▶ Text excerpt
────

3. Key Contributions

• Novel Observable: The paper proposes and validates the ratio of incoherent to coherent integrated cross-sections ($\sigma_{incoh}/\sigma_{coh}$) as a robust observable for measuring neutron-skin thickness. This ratio cancels out common theoretical uncertainties (e.g., wave function modeling) and amplifies the opposing trends of the two channels.
• Tomographic Insight: It establishes a direct link between the neutron-skin thickness and the transverse gluon distribution, demonstrating that the neutron skin acts as a "smoothing" mechanism for the nuclear edge in coordinate space, which translates to specific suppression/enhancement patterns in momentum space.
• Bulk vs. Surface Sensitivity: The study distinguishes between the "bulk" contribution (changing the core radius) and the "surface" contribution (changing the diffuseness), showing that while they behave similarly at low $|t|$, they can be distinguished at large $|t|$ via the coherent channel.

────

▶ List of tasks
1 – According to the key contributions text, what example of a common theoretical uncertainty does the incoherent-to-coherent cross-section ratio cancel out?
2 – Revise the key contributions text starting at "3. Key Contributions" and ending at "the two channels.", putting "reliable" in place of "robust".

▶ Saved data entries
────

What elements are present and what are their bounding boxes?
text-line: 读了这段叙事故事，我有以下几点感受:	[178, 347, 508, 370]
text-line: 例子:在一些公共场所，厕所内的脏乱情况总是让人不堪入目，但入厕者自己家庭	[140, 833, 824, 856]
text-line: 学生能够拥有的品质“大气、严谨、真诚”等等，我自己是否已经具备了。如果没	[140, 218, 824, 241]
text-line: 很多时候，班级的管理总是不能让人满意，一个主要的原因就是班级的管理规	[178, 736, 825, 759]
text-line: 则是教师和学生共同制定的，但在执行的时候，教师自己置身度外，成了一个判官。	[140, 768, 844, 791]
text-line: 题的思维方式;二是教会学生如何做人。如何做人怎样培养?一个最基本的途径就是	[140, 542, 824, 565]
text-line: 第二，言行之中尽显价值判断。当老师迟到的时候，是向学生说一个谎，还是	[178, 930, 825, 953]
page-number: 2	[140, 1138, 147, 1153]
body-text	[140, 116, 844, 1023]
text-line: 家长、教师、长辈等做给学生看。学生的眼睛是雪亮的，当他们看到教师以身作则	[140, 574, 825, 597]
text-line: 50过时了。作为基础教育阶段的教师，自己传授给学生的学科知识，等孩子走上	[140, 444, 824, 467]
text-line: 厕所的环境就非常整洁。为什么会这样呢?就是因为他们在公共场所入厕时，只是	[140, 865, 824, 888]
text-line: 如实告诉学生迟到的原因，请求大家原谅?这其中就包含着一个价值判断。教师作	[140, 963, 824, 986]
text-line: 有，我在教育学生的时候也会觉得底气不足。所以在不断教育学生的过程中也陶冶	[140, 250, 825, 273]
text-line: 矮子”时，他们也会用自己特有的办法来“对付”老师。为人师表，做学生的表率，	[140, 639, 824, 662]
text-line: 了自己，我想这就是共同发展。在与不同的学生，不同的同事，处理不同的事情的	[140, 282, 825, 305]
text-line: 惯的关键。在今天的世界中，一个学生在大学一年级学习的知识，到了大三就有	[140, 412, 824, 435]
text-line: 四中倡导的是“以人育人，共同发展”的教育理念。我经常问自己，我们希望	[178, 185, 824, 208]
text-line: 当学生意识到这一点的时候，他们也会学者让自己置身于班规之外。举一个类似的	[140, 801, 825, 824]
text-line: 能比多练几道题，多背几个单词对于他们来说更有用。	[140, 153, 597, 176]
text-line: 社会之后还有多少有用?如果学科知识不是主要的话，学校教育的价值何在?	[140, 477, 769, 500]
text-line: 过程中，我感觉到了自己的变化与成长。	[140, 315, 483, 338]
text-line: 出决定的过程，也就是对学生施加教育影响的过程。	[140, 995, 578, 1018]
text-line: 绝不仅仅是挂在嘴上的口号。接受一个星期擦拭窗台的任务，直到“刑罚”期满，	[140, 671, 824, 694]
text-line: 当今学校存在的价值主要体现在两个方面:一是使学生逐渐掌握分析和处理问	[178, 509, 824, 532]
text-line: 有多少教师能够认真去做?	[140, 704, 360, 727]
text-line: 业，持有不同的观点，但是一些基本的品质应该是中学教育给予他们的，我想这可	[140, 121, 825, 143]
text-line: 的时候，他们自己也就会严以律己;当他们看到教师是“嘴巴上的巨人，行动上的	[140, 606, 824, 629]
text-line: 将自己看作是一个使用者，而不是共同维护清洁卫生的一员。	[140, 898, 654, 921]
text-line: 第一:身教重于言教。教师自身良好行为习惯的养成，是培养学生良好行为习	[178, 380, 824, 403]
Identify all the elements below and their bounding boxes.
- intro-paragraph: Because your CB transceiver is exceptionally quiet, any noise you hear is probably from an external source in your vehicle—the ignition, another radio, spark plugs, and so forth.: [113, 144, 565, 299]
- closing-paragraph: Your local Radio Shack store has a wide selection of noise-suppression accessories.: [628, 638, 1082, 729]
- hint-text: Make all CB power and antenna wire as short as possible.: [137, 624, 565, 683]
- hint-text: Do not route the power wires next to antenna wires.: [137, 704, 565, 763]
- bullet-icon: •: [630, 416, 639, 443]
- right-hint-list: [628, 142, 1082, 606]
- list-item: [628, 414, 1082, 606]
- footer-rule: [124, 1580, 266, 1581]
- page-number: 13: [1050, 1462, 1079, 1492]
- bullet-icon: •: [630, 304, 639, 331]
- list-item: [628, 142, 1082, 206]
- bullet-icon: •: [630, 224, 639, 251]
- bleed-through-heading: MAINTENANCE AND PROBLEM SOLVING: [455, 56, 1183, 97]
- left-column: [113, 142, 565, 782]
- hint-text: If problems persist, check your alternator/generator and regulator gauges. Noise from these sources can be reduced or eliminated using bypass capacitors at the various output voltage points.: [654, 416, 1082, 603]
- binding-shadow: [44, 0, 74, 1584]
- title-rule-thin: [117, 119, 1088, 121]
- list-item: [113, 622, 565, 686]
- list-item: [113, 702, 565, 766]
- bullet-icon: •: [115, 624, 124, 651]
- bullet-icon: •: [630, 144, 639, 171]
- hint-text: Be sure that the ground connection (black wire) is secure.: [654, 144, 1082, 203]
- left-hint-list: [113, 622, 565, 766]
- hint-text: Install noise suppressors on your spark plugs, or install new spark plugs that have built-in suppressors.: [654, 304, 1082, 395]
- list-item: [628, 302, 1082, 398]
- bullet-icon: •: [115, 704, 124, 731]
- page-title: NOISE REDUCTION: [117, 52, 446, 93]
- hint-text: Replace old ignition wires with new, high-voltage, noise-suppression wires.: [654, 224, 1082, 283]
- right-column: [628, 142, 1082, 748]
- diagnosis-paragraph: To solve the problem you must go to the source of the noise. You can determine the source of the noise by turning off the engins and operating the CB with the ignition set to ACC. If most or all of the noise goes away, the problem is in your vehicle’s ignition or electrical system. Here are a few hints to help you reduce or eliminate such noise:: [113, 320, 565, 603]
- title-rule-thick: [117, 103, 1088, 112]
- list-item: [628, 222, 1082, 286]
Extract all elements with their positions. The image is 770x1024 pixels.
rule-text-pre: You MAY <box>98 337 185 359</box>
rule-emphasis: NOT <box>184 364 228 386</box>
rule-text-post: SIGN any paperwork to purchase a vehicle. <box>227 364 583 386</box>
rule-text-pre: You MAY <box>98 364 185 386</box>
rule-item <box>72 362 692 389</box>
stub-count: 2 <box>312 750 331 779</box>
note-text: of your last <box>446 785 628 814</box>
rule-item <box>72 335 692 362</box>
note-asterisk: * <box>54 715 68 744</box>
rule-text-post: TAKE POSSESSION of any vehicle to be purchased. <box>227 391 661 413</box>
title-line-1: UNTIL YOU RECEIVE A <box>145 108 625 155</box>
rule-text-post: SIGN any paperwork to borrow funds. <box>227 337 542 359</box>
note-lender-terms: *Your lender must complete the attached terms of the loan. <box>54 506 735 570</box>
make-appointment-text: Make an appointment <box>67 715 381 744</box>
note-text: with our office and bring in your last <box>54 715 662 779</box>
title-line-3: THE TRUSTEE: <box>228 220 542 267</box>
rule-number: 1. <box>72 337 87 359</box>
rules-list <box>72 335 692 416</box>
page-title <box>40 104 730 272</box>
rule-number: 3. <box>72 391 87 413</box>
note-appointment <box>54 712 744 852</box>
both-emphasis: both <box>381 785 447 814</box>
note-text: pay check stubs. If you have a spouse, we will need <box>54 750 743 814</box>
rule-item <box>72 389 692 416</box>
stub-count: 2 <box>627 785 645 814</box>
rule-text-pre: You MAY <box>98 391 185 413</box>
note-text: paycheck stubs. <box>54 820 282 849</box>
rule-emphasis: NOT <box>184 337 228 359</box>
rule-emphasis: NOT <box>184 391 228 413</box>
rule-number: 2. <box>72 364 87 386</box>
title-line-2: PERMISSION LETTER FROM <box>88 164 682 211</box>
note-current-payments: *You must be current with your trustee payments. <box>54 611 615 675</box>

────

▶ Responses to the exercise
1 – Wave function modeling.

2 –
3. Key Contributions

• Novel Observable: The paper proposes and validates the ratio of incoherent to coherent integrated cross-sections ($\sigma_{incoh}/\sigma_{coh}$) as a reliable observable for measuring neutron-skin thickness. This ratio cancels out common theoretical uncertainties (e.g., wave function modeling) and amplifies the opposing trends of the two channels.